Gather up every line from the entries below that uses the word "title".

Extracted records:
------

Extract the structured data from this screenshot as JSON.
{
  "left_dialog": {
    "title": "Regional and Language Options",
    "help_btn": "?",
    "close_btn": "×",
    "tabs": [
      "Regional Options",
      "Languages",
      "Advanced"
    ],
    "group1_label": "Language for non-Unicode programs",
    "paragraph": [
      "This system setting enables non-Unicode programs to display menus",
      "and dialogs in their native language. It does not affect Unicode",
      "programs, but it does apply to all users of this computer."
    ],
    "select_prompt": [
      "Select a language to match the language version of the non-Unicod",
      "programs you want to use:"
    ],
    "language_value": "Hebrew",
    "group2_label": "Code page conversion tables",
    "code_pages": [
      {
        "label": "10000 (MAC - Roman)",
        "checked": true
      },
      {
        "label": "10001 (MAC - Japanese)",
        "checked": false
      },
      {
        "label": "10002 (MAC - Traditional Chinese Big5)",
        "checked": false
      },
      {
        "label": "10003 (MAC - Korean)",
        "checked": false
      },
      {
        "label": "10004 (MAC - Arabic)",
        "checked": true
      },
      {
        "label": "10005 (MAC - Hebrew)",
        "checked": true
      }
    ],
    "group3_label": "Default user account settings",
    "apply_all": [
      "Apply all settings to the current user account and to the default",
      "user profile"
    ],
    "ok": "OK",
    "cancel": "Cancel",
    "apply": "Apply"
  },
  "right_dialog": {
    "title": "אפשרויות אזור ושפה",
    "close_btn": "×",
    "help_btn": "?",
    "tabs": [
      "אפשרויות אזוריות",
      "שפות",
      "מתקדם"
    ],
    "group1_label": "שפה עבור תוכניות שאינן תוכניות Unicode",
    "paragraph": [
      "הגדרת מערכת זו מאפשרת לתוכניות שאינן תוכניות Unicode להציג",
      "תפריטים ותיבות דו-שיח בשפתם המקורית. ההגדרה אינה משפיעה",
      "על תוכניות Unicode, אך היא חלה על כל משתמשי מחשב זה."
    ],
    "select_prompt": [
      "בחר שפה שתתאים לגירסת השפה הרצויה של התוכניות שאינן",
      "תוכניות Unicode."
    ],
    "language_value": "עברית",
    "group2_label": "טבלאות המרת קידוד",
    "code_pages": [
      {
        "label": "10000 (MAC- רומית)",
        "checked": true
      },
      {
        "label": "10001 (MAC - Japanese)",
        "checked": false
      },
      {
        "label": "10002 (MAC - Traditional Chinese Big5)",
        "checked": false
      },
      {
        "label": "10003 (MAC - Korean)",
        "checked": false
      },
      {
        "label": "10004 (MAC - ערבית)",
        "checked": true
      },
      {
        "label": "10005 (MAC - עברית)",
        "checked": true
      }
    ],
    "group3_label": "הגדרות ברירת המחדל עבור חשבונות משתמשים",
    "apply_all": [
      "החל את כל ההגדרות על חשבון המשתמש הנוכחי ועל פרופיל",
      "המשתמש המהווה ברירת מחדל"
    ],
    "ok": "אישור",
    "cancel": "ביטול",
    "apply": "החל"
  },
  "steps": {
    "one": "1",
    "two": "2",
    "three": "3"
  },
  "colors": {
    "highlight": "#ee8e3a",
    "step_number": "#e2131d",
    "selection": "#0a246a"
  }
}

------

* _Output for this exercise_:
    "title": "Regional and Language Options",
    "title": "אפשרויות אזור ושפה",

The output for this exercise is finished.